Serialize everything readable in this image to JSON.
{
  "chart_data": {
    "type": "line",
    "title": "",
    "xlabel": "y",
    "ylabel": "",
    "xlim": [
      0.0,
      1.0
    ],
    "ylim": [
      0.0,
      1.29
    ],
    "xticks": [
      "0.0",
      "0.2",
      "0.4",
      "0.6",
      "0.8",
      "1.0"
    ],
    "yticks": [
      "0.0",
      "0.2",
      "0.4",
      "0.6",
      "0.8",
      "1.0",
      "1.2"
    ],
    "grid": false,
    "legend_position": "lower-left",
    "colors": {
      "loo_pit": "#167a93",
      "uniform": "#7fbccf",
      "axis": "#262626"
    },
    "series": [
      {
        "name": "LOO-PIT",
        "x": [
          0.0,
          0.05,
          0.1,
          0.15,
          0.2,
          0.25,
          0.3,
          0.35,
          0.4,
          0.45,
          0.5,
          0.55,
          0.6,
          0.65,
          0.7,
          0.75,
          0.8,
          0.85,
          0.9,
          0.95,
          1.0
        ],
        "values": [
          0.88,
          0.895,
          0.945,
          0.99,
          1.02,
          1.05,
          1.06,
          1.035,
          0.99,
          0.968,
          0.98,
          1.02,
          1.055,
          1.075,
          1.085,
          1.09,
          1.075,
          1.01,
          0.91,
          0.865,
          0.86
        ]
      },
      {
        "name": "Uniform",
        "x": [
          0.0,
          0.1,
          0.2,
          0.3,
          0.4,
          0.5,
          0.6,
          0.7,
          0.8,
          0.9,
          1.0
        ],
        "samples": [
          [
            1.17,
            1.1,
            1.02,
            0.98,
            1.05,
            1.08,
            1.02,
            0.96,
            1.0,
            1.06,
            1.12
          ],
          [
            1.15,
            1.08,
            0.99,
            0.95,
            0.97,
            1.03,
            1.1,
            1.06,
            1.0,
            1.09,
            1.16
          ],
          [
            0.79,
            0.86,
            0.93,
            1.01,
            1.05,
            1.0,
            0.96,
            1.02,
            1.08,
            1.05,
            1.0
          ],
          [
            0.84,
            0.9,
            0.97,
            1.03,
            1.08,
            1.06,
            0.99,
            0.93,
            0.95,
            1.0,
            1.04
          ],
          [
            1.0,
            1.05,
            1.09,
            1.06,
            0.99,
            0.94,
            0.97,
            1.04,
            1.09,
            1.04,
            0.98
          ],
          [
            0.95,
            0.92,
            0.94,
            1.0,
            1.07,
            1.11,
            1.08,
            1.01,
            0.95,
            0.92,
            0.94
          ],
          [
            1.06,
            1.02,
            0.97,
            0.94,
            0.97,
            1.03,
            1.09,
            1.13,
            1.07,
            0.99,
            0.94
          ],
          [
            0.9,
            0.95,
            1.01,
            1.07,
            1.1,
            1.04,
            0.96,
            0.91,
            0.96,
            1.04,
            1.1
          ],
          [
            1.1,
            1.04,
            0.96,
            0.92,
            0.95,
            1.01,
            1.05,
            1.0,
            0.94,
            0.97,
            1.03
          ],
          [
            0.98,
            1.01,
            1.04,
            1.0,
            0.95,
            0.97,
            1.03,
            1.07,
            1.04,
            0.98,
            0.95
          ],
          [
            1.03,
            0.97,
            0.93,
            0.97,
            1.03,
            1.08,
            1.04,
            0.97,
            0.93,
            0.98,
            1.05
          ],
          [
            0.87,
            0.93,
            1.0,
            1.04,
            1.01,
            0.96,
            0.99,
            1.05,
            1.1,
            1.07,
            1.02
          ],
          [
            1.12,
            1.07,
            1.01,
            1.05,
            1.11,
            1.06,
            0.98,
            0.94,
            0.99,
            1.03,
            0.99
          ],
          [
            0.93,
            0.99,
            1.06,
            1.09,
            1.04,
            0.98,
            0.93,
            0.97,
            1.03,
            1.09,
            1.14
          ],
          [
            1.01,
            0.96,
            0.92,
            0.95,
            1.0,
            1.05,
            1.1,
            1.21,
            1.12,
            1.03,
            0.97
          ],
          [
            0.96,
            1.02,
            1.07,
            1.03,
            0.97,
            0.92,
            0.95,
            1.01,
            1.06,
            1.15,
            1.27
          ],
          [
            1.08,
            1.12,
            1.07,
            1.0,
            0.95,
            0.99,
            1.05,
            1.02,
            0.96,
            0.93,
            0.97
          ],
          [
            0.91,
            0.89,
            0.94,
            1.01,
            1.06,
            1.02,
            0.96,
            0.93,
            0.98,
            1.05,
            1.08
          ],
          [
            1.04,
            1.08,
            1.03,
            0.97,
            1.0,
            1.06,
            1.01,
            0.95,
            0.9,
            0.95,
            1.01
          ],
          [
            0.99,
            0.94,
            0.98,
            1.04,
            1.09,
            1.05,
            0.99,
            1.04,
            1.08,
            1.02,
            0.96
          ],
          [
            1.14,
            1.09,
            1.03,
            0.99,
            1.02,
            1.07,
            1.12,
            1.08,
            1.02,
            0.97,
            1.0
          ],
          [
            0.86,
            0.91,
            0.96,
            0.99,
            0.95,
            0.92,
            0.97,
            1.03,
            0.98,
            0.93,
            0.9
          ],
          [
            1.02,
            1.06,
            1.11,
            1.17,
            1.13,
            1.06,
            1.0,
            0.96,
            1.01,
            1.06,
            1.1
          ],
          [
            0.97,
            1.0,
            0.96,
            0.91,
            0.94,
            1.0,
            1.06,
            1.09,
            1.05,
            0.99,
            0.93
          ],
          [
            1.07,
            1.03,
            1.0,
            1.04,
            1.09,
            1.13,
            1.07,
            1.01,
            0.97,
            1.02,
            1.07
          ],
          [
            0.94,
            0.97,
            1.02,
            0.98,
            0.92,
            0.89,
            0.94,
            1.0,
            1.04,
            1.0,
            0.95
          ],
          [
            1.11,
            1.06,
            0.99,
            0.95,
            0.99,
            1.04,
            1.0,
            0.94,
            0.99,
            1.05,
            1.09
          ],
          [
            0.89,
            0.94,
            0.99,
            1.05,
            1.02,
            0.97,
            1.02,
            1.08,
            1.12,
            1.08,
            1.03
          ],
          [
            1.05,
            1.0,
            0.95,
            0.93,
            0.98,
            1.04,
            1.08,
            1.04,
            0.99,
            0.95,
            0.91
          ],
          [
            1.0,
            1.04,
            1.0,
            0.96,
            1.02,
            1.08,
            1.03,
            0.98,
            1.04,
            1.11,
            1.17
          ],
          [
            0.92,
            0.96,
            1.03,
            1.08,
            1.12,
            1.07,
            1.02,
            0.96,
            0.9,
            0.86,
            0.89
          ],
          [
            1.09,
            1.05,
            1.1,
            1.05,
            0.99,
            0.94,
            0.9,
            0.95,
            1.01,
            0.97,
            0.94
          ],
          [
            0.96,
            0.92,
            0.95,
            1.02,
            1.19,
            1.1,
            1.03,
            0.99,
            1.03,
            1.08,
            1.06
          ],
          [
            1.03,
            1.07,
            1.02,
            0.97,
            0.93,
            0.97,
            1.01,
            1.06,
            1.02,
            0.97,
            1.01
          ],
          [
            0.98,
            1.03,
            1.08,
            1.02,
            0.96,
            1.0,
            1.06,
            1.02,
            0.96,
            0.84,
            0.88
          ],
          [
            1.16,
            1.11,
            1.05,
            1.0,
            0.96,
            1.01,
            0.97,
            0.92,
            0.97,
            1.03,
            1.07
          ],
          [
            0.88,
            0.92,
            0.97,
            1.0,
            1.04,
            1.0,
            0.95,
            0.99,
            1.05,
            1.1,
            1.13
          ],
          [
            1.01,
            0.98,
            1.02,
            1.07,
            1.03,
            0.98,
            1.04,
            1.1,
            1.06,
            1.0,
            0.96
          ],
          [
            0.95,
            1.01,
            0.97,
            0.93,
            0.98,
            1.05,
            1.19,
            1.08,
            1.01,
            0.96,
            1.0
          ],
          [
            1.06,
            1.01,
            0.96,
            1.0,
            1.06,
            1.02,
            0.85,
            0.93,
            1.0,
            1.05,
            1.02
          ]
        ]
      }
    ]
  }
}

...

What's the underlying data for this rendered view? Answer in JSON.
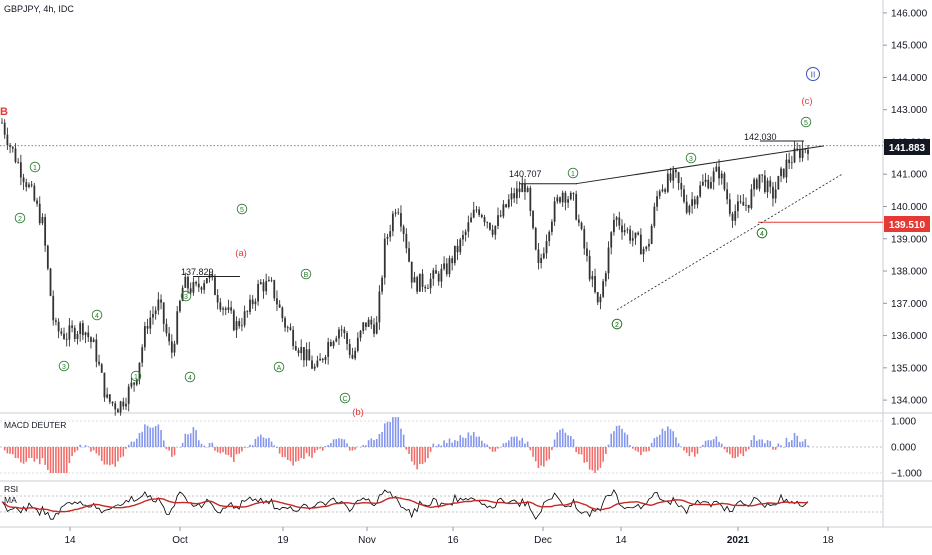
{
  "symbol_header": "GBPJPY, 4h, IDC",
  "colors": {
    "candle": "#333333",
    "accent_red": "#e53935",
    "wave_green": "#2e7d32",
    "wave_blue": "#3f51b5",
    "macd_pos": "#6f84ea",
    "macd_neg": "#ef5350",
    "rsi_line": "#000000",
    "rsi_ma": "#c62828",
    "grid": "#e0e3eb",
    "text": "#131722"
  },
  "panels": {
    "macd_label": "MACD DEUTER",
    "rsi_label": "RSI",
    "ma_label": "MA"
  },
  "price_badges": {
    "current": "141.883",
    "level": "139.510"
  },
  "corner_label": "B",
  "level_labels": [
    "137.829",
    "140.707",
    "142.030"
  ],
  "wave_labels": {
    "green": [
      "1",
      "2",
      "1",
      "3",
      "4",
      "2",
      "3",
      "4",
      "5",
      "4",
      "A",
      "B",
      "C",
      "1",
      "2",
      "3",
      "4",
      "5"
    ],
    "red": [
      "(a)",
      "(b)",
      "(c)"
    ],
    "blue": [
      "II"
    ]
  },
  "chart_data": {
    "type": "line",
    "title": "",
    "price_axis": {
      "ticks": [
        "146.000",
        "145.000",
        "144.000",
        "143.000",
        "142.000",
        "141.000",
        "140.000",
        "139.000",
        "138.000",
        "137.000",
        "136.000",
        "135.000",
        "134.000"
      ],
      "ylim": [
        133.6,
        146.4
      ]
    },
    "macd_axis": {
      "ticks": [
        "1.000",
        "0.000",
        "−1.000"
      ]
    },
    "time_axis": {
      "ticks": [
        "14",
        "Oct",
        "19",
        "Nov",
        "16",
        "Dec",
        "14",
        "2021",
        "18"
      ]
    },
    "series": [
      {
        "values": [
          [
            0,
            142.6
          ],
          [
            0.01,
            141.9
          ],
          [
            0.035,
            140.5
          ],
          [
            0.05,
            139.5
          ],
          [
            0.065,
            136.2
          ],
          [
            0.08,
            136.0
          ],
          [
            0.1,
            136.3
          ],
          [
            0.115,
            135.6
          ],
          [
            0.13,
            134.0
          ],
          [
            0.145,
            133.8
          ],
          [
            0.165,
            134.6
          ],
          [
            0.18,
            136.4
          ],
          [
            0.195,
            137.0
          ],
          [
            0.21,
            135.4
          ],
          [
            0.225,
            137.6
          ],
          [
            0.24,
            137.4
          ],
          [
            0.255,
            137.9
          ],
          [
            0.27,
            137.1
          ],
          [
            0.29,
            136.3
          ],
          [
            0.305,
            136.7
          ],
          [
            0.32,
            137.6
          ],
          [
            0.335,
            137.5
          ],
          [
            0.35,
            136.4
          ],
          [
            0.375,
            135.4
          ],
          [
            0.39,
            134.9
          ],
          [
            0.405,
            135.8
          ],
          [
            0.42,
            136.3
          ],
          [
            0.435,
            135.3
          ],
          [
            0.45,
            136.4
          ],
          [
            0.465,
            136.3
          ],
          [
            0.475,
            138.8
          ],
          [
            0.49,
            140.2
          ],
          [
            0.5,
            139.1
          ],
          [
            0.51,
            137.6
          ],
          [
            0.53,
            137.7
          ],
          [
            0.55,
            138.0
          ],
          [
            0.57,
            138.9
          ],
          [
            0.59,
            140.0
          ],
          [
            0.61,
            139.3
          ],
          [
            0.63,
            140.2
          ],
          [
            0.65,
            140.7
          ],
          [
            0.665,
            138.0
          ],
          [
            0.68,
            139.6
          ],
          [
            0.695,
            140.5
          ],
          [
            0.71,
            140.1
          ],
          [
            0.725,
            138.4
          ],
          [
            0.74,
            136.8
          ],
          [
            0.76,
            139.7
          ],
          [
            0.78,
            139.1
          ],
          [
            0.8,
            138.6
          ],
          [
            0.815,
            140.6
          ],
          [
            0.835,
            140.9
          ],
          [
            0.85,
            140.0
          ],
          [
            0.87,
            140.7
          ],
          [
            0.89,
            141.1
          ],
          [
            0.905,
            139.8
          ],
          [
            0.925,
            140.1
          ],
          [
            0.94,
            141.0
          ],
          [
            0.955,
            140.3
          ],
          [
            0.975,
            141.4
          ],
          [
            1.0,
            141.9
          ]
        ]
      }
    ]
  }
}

# [AIM]
Report every line in the data above in which the word "this" appears.

# [RESULT OF THE EXERCISE]
Serialize everything readable in this image to JSON.
What's the underlying data for this rendered view? Answer in JSON.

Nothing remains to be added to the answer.